## GOAL OF THE EXERCISE
Check each line of the material below for "第十六章", then copy the ones that contain it.
-=-=-
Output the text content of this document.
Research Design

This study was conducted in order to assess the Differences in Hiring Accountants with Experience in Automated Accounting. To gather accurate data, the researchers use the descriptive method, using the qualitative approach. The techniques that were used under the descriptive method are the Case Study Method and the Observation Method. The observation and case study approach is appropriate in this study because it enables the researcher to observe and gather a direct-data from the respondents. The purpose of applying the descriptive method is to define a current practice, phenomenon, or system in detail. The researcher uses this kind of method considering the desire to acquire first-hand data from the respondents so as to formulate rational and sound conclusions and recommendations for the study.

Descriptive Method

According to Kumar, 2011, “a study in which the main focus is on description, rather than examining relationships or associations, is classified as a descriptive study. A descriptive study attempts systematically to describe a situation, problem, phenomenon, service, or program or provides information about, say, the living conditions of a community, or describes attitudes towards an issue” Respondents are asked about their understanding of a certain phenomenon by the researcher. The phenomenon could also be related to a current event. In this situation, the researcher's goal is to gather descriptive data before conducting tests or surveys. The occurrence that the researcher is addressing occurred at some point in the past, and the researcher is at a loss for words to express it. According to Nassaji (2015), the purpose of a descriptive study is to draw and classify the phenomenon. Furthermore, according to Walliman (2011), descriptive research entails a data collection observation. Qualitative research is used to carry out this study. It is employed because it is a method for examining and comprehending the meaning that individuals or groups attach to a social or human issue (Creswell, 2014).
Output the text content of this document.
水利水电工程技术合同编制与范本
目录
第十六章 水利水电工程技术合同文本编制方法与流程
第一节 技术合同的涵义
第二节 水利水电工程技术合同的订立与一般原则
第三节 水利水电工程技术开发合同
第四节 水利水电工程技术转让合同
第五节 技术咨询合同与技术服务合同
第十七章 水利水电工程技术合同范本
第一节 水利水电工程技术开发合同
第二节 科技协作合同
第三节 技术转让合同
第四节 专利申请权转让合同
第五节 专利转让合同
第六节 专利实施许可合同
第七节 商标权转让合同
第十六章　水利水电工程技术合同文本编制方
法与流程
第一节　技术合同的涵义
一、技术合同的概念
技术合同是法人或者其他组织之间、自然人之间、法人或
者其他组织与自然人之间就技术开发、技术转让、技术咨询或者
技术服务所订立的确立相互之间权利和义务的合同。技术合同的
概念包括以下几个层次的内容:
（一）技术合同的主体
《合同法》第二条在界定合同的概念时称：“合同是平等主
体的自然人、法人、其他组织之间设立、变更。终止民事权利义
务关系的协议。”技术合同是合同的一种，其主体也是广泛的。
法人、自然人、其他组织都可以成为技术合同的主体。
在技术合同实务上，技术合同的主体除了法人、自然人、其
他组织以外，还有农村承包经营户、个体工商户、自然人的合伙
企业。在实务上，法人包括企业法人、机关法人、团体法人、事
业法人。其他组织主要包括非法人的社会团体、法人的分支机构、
-=-=-
## FULL ANSWER
第十六章 水利水电工程技术合同文本编制方法与流程
第十六章　水利水电工程技术合同文本编制方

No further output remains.